Aim of the task — Can you return, character for character, the listing from its first line through the line containing "outgoing-message-partial <box>174 666", with both of those lines included?

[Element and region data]
***

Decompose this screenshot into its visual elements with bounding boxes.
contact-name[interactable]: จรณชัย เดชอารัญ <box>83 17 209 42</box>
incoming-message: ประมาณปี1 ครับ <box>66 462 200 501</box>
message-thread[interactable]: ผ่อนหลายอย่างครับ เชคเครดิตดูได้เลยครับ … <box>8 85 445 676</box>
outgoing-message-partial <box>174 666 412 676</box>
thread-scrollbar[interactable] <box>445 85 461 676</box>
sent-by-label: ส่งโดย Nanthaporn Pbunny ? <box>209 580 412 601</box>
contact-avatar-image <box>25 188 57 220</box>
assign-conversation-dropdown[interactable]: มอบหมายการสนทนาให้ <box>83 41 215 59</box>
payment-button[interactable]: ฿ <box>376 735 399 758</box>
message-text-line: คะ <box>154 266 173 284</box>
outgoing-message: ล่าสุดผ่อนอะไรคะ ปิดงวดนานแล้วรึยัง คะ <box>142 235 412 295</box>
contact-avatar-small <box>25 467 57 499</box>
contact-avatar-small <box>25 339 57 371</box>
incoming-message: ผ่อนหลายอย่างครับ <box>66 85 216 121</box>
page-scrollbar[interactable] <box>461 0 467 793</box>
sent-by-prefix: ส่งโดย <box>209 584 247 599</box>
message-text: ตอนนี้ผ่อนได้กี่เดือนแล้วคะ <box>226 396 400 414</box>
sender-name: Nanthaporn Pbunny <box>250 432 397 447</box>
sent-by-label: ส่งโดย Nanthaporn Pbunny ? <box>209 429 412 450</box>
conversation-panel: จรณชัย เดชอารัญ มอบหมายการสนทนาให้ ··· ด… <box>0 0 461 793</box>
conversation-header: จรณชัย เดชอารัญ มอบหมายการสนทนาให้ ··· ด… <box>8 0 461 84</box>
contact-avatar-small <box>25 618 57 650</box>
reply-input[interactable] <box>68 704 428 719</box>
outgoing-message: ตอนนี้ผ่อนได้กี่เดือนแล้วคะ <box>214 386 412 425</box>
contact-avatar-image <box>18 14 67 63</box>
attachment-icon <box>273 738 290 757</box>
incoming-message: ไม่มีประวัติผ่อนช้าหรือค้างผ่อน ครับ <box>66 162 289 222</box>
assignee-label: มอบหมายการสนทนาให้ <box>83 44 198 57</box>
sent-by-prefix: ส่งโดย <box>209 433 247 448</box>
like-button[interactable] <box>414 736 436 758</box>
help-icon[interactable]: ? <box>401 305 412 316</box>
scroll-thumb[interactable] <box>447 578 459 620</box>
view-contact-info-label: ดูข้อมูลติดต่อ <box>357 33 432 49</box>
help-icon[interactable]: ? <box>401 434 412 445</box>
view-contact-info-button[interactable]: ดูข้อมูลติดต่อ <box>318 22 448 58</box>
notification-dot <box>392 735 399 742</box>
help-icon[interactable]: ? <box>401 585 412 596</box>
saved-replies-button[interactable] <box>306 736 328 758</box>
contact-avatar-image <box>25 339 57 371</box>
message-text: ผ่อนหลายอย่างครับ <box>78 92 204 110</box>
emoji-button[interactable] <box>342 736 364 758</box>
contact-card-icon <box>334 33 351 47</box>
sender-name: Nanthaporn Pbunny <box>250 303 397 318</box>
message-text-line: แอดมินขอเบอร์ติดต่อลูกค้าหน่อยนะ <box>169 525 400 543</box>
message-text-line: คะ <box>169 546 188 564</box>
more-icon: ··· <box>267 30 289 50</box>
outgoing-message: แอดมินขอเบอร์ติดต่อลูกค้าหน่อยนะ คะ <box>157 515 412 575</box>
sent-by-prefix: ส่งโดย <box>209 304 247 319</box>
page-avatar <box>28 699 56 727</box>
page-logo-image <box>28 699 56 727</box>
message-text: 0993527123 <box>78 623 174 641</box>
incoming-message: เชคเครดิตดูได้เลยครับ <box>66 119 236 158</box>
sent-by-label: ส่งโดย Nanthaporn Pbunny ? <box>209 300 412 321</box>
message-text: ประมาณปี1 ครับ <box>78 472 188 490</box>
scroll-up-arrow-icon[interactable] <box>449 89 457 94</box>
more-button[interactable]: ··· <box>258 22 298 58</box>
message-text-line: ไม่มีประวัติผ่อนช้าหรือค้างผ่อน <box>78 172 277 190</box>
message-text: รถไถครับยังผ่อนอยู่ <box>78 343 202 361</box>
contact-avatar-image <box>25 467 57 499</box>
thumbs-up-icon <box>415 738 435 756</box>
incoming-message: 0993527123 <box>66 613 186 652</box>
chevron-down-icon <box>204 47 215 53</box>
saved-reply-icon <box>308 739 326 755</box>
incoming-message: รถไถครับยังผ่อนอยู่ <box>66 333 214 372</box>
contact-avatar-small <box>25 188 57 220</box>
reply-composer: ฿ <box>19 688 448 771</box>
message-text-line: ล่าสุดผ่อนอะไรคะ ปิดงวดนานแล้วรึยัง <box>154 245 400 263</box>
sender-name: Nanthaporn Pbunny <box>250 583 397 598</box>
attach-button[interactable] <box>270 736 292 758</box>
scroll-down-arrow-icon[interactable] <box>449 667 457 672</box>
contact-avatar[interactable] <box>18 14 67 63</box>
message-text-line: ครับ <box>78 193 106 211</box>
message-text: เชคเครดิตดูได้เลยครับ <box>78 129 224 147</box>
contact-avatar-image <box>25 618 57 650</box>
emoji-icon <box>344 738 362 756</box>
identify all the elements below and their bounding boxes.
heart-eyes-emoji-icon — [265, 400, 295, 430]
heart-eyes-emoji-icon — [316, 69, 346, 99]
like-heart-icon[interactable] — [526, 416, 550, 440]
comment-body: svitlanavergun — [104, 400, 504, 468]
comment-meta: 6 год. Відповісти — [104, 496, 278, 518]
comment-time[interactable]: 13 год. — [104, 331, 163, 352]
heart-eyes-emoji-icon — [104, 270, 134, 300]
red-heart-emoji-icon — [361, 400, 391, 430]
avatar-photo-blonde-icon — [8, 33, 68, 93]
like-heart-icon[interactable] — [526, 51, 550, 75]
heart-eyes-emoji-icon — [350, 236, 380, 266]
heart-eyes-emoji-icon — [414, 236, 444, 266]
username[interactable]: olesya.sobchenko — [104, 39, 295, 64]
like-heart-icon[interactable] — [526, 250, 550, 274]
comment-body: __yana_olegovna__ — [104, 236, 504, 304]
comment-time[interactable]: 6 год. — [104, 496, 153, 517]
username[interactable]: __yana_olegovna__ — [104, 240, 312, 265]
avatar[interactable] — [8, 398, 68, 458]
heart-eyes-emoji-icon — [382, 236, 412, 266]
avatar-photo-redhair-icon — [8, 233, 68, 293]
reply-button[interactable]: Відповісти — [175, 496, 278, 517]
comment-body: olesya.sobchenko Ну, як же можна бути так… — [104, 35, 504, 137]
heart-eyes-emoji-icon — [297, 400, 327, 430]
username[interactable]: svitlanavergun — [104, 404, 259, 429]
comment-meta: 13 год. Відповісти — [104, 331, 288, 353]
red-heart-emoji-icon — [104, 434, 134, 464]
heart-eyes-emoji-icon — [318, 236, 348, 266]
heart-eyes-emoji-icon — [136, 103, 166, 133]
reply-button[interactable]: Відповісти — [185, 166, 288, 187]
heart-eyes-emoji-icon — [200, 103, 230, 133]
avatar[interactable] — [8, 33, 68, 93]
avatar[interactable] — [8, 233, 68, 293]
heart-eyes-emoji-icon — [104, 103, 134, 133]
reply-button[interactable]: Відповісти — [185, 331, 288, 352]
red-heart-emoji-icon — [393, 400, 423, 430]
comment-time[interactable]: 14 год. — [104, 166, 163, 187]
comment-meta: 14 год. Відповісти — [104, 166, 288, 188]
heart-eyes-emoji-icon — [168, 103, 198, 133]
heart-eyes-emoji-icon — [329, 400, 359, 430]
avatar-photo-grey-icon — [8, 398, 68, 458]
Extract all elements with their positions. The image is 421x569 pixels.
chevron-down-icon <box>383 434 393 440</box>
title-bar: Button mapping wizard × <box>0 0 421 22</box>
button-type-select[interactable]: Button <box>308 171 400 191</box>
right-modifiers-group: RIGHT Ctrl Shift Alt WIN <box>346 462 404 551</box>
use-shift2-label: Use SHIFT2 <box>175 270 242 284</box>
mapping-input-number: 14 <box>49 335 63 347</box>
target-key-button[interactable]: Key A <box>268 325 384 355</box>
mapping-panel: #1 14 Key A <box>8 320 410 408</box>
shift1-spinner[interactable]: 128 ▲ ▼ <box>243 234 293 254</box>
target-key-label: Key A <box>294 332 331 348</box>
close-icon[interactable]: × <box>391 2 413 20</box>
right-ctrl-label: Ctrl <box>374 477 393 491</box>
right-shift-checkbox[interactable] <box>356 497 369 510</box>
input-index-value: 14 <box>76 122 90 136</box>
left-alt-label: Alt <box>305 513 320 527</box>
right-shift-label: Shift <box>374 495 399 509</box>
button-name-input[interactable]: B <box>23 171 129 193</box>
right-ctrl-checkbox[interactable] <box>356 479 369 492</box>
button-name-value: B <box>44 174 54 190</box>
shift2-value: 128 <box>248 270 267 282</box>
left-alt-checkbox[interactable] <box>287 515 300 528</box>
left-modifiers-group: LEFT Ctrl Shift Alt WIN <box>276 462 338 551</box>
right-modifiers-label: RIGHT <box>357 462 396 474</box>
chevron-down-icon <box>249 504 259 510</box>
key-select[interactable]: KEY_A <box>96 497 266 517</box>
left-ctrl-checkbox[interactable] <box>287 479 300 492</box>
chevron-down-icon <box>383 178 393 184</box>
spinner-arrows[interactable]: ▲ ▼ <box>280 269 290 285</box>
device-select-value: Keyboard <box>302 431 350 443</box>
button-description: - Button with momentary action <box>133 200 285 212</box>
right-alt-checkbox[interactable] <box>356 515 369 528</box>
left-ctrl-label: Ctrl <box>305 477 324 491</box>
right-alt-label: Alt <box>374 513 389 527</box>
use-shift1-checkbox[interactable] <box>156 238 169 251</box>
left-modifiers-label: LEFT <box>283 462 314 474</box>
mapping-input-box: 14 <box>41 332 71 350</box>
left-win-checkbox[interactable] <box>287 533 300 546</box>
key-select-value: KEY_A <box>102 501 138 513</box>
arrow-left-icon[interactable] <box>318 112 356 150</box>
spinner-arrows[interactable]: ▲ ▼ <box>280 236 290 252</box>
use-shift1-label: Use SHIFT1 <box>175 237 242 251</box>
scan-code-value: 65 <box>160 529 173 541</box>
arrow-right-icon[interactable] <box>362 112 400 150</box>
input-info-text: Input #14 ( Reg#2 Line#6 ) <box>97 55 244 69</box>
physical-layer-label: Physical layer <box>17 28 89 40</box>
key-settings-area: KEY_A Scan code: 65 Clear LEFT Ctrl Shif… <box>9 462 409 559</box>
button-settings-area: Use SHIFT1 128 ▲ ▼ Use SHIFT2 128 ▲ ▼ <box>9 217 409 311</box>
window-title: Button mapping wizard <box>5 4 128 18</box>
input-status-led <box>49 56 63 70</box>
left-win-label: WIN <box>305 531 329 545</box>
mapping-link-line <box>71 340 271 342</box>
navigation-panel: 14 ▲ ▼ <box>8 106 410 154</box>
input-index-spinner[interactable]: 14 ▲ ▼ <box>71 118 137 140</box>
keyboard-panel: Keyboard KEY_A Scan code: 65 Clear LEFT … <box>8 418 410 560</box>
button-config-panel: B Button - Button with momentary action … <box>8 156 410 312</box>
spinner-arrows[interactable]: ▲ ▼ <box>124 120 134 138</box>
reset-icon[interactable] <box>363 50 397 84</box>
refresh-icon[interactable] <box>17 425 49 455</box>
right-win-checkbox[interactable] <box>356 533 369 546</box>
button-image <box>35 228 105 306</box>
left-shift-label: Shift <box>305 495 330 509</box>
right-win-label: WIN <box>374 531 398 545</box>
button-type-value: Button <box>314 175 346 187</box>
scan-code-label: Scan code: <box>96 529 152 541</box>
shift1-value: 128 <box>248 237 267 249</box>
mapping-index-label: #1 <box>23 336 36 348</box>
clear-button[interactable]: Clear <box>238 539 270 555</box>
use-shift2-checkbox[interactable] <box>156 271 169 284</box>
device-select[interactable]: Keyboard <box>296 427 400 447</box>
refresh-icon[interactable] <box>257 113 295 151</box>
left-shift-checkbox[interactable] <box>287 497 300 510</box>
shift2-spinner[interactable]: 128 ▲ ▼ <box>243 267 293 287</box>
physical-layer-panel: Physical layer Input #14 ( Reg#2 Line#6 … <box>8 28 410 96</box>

***

Task result —
Decompose this screenshot into its visual elements with bounding boxes.
contact-name[interactable]: จรณชัย เดชอารัญ <box>83 17 209 42</box>
incoming-message: ประมาณปี1 ครับ <box>66 462 200 501</box>
message-thread[interactable]: ผ่อนหลายอย่างครับ เชคเครดิตดูได้เลยครับ … <box>8 85 445 676</box>
outgoing-message-partial <box>174 666 412 676</box>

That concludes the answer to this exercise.